> **Input for this task**:

◆ ◆ ◆ ◆

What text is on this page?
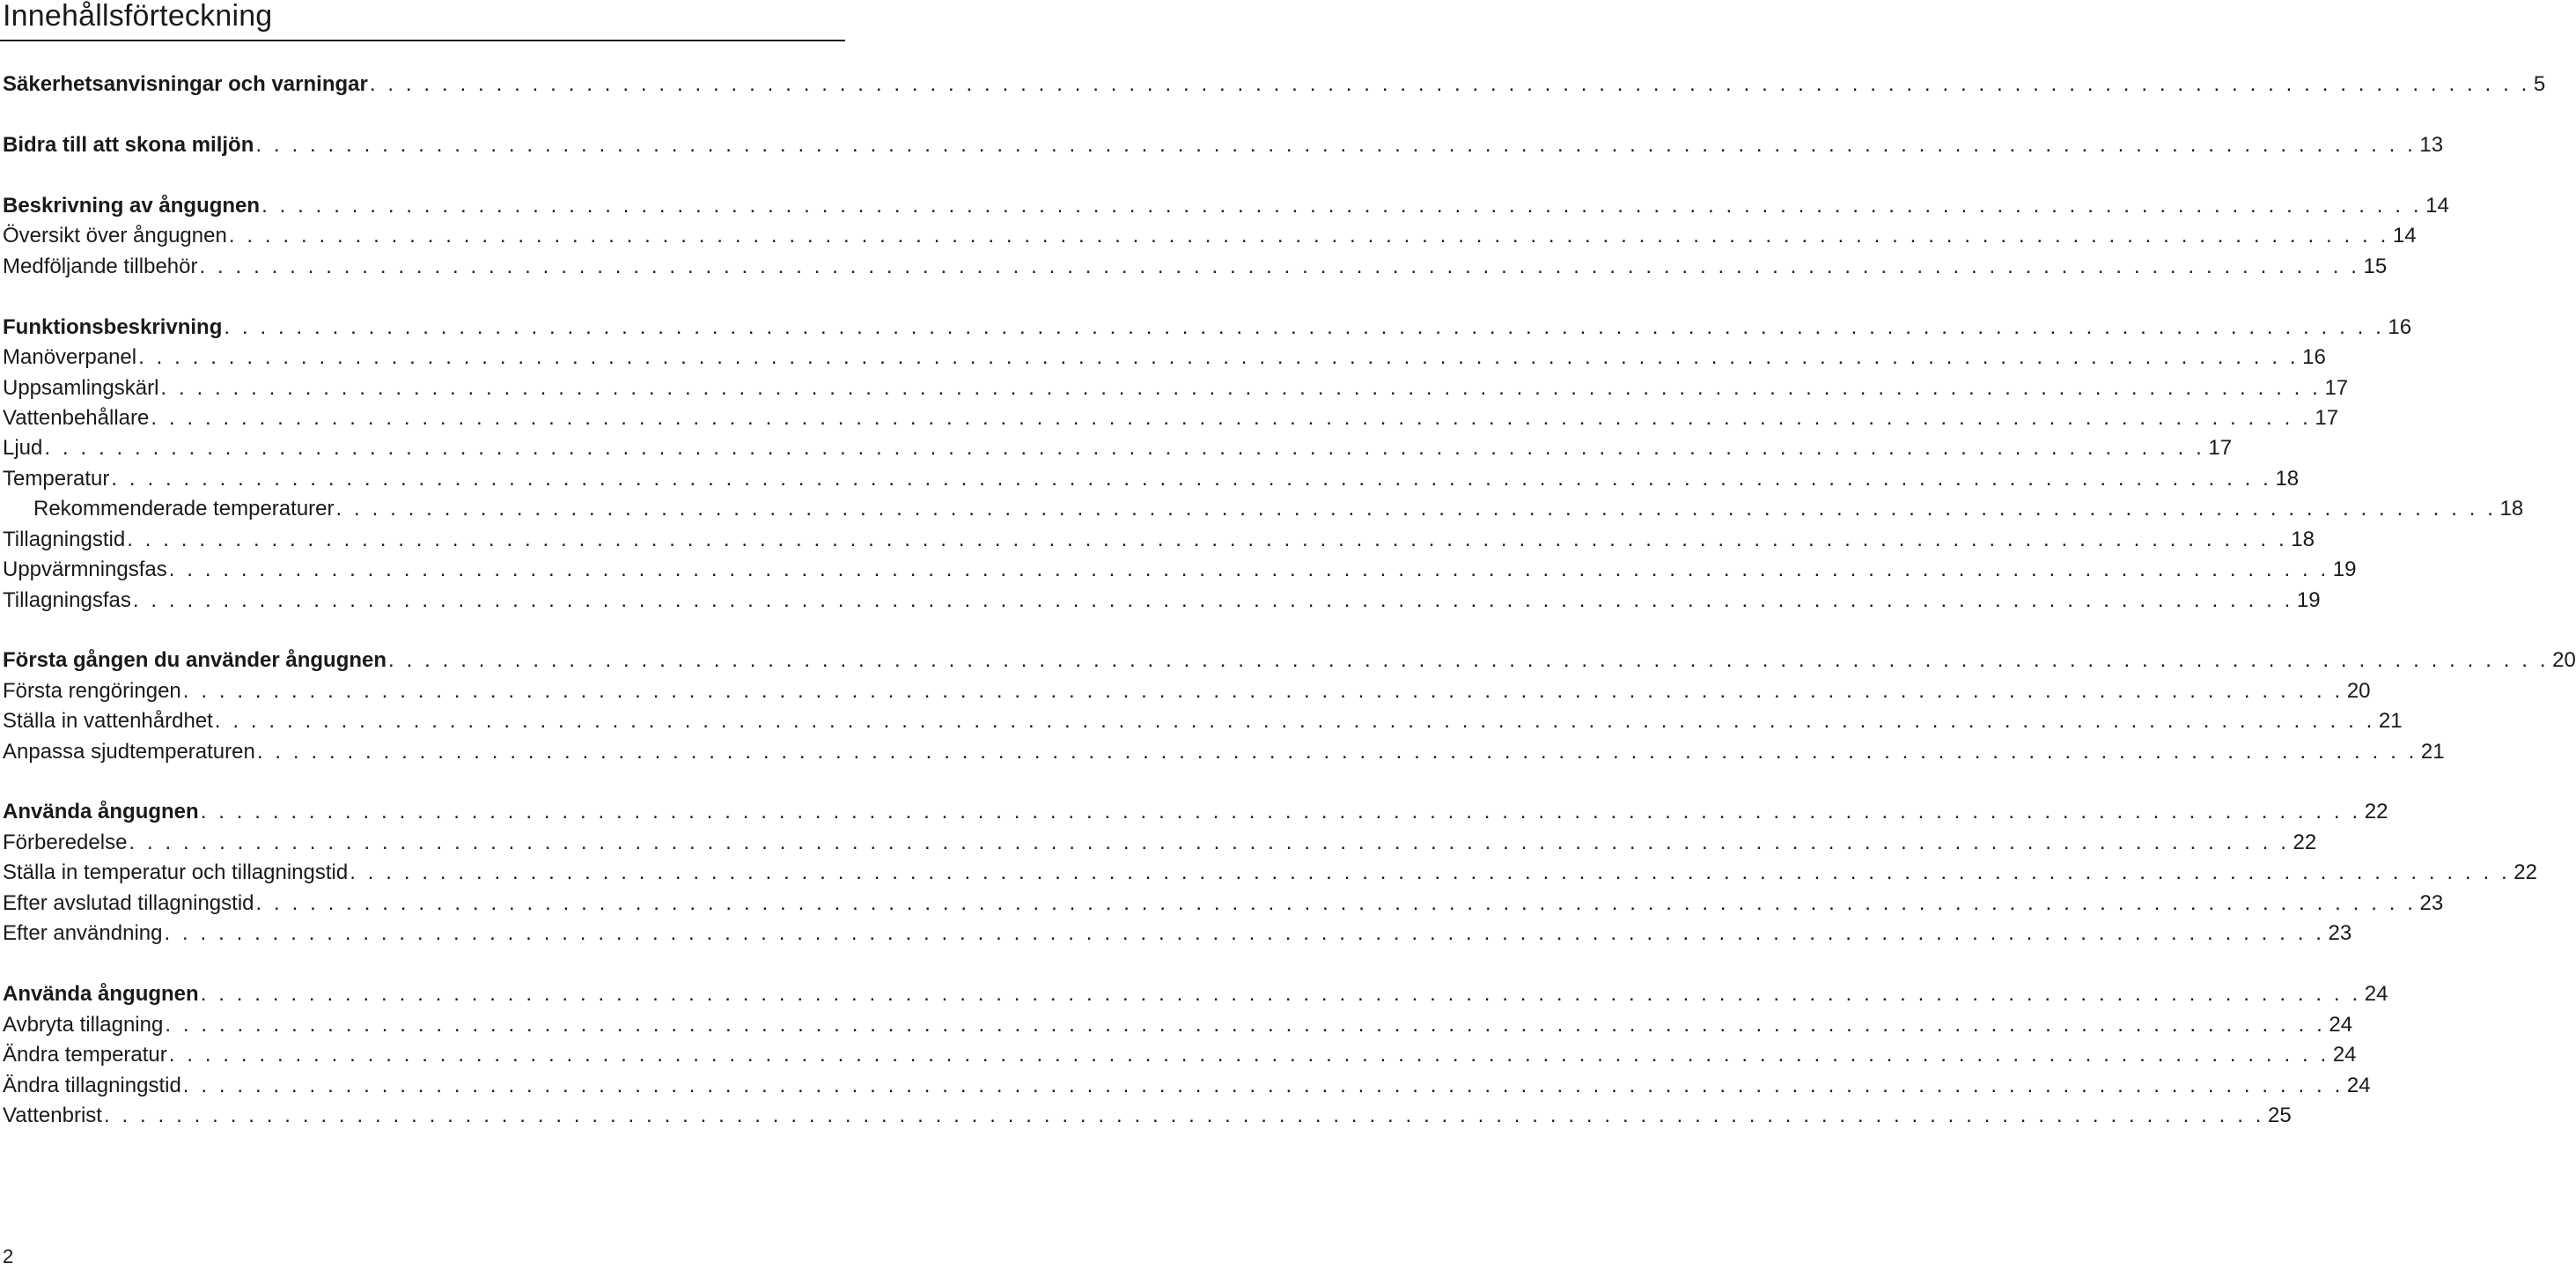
Innehållsförteckning
Säkerhetsanvisningar och varningar . . . . . . . . . . . . . . . . . . . . . . . . . . . . . . . . . . . . . . . . . . . . . . . . . . . . . . . . . . . . . . . . . . . . . . . . . . . . . . . . . . . . . . . . . . . . . . . . . . . . . . . . . . . . . . . . . . . . . . . . 5
Bidra till att skona miljön . . . . . . . . . . . . . . . . . . . . . . . . . . . . . . . . . . . . . . . . . . . . . . . . . . . . . . . . . . . . . . . . . . . . . . . . . . . . . . . . . . . . . . . . . . . . . . . . . . . . . . . . . . . . . . . . . . . . . . . . 13
Beskrivning av ångugnen . . . . . . . . . . . . . . . . . . . . . . . . . . . . . . . . . . . . . . . . . . . . . . . . . . . . . . . . . . . . . . . . . . . . . . . . . . . . . . . . . . . . . . . . . . . . . . . . . . . . . . . . . . . . . . . . . . . . . . . . 14
Översikt över ångugnen . . . . . . . . . . . . . . . . . . . . . . . . . . . . . . . . . . . . . . . . . . . . . . . . . . . . . . . . . . . . . . . . . . . . . . . . . . . . . . . . . . . . . . . . . . . . . . . . . . . . . . . . . . . . . . . . . . . . . . . . 14
Medföljande tillbehör . . . . . . . . . . . . . . . . . . . . . . . . . . . . . . . . . . . . . . . . . . . . . . . . . . . . . . . . . . . . . . . . . . . . . . . . . . . . . . . . . . . . . . . . . . . . . . . . . . . . . . . . . . . . . . . . . . . . . . . . 15
Funktionsbeskrivning . . . . . . . . . . . . . . . . . . . . . . . . . . . . . . . . . . . . . . . . . . . . . . . . . . . . . . . . . . . . . . . . . . . . . . . . . . . . . . . . . . . . . . . . . . . . . . . . . . . . . . . . . . . . . . . . . . . . . . . . 16
Manöverpanel . . . . . . . . . . . . . . . . . . . . . . . . . . . . . . . . . . . . . . . . . . . . . . . . . . . . . . . . . . . . . . . . . . . . . . . . . . . . . . . . . . . . . . . . . . . . . . . . . . . . . . . . . . . . . . . . . . . . . . . . 16
Uppsamlingskärl . . . . . . . . . . . . . . . . . . . . . . . . . . . . . . . . . . . . . . . . . . . . . . . . . . . . . . . . . . . . . . . . . . . . . . . . . . . . . . . . . . . . . . . . . . . . . . . . . . . . . . . . . . . . . . . . . . . . . . . . 17
Vattenbehållare . . . . . . . . . . . . . . . . . . . . . . . . . . . . . . . . . . . . . . . . . . . . . . . . . . . . . . . . . . . . . . . . . . . . . . . . . . . . . . . . . . . . . . . . . . . . . . . . . . . . . . . . . . . . . . . . . . . . . . . . 17
Ljud . . . . . . . . . . . . . . . . . . . . . . . . . . . . . . . . . . . . . . . . . . . . . . . . . . . . . . . . . . . . . . . . . . . . . . . . . . . . . . . . . . . . . . . . . . . . . . . . . . . . . . . . . . . . . . . . . . . . . . . . 17
Temperatur . . . . . . . . . . . . . . . . . . . . . . . . . . . . . . . . . . . . . . . . . . . . . . . . . . . . . . . . . . . . . . . . . . . . . . . . . . . . . . . . . . . . . . . . . . . . . . . . . . . . . . . . . . . . . . . . . . . . . . . . 18
Rekommenderade temperaturer . . . . . . . . . . . . . . . . . . . . . . . . . . . . . . . . . . . . . . . . . . . . . . . . . . . . . . . . . . . . . . . . . . . . . . . . . . . . . . . . . . . . . . . . . . . . . . . . . . . . . . . . . . . . . . . . . . . . . . . . 18
Tillagningstid . . . . . . . . . . . . . . . . . . . . . . . . . . . . . . . . . . . . . . . . . . . . . . . . . . . . . . . . . . . . . . . . . . . . . . . . . . . . . . . . . . . . . . . . . . . . . . . . . . . . . . . . . . . . . . . . . . . . . . . . 18
Uppvärmningsfas . . . . . . . . . . . . . . . . . . . . . . . . . . . . . . . . . . . . . . . . . . . . . . . . . . . . . . . . . . . . . . . . . . . . . . . . . . . . . . . . . . . . . . . . . . . . . . . . . . . . . . . . . . . . . . . . . . . . . . . . 19
Tillagningsfas . . . . . . . . . . . . . . . . . . . . . . . . . . . . . . . . . . . . . . . . . . . . . . . . . . . . . . . . . . . . . . . . . . . . . . . . . . . . . . . . . . . . . . . . . . . . . . . . . . . . . . . . . . . . . . . . . . . . . . . . 19
Första gången du använder ångugnen . . . . . . . . . . . . . . . . . . . . . . . . . . . . . . . . . . . . . . . . . . . . . . . . . . . . . . . . . . . . . . . . . . . . . . . . . . . . . . . . . . . . . . . . . . . . . . . . . . . . . . . . . . . . . . . . . . . . . . . . 20
Första rengöringen . . . . . . . . . . . . . . . . . . . . . . . . . . . . . . . . . . . . . . . . . . . . . . . . . . . . . . . . . . . . . . . . . . . . . . . . . . . . . . . . . . . . . . . . . . . . . . . . . . . . . . . . . . . . . . . . . . . . . . . . 20
Ställa in vattenhårdhet . . . . . . . . . . . . . . . . . . . . . . . . . . . . . . . . . . . . . . . . . . . . . . . . . . . . . . . . . . . . . . . . . . . . . . . . . . . . . . . . . . . . . . . . . . . . . . . . . . . . . . . . . . . . . . . . . . . . . . . . 21
Anpassa sjudtemperaturen . . . . . . . . . . . . . . . . . . . . . . . . . . . . . . . . . . . . . . . . . . . . . . . . . . . . . . . . . . . . . . . . . . . . . . . . . . . . . . . . . . . . . . . . . . . . . . . . . . . . . . . . . . . . . . . . . . . . . . . . 21
Använda ångugnen . . . . . . . . . . . . . . . . . . . . . . . . . . . . . . . . . . . . . . . . . . . . . . . . . . . . . . . . . . . . . . . . . . . . . . . . . . . . . . . . . . . . . . . . . . . . . . . . . . . . . . . . . . . . . . . . . . . . . . . . 22
Förberedelse . . . . . . . . . . . . . . . . . . . . . . . . . . . . . . . . . . . . . . . . . . . . . . . . . . . . . . . . . . . . . . . . . . . . . . . . . . . . . . . . . . . . . . . . . . . . . . . . . . . . . . . . . . . . . . . . . . . . . . . . 22
Ställa in temperatur och tillagningstid . . . . . . . . . . . . . . . . . . . . . . . . . . . . . . . . . . . . . . . . . . . . . . . . . . . . . . . . . . . . . . . . . . . . . . . . . . . . . . . . . . . . . . . . . . . . . . . . . . . . . . . . . . . . . . . . . . . . . . . . 22
Efter avslutad tillagningstid . . . . . . . . . . . . . . . . . . . . . . . . . . . . . . . . . . . . . . . . . . . . . . . . . . . . . . . . . . . . . . . . . . . . . . . . . . . . . . . . . . . . . . . . . . . . . . . . . . . . . . . . . . . . . . . . . . . . . . . . 23
Efter användning . . . . . . . . . . . . . . . . . . . . . . . . . . . . . . . . . . . . . . . . . . . . . . . . . . . . . . . . . . . . . . . . . . . . . . . . . . . . . . . . . . . . . . . . . . . . . . . . . . . . . . . . . . . . . . . . . . . . . . . . 23
Använda ångugnen . . . . . . . . . . . . . . . . . . . . . . . . . . . . . . . . . . . . . . . . . . . . . . . . . . . . . . . . . . . . . . . . . . . . . . . . . . . . . . . . . . . . . . . . . . . . . . . . . . . . . . . . . . . . . . . . . . . . . . . . 24
Avbryta tillagning . . . . . . . . . . . . . . . . . . . . . . . . . . . . . . . . . . . . . . . . . . . . . . . . . . . . . . . . . . . . . . . . . . . . . . . . . . . . . . . . . . . . . . . . . . . . . . . . . . . . . . . . . . . . . . . . . . . . . . . . 24
Ändra temperatur . . . . . . . . . . . . . . . . . . . . . . . . . . . . . . . . . . . . . . . . . . . . . . . . . . . . . . . . . . . . . . . . . . . . . . . . . . . . . . . . . . . . . . . . . . . . . . . . . . . . . . . . . . . . . . . . . . . . . . . . 24
Ändra tillagningstid . . . . . . . . . . . . . . . . . . . . . . . . . . . . . . . . . . . . . . . . . . . . . . . . . . . . . . . . . . . . . . . . . . . . . . . . . . . . . . . . . . . . . . . . . . . . . . . . . . . . . . . . . . . . . . . . . . . . . . . . 24
Vattenbrist . . . . . . . . . . . . . . . . . . . . . . . . . . . . . . . . . . . . . . . . . . . . . . . . . . . . . . . . . . . . . . . . . . . . . . . . . . . . . . . . . . . . . . . . . . . . . . . . . . . . . . . . . . . . . . . . . . . . . . . . 25
2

◆ ◆ ◆ ◆

> **Exercise directions**:
List each line holding the string "Första".

> **The response**:
Första gången du använder ångugnen . . . . . . . . . . . . . . . . . . . . . . . . . . . . . . . . . . . . . . . . . . . . . . . . . . . . . . . . . . . . . . . . . . . . . . . . . . . . . . . . . . . . . . . . . . . . . . . . . . . . . . . . . . . . . . . . . . . . . . . . 20
Första rengöringen . . . . . . . . . . . . . . . . . . . . . . . . . . . . . . . . . . . . . . . . . . . . . . . . . . . . . . . . . . . . . . . . . . . . . . . . . . . . . . . . . . . . . . . . . . . . . . . . . . . . . . . . . . . . . . . . . . . . . . . . 20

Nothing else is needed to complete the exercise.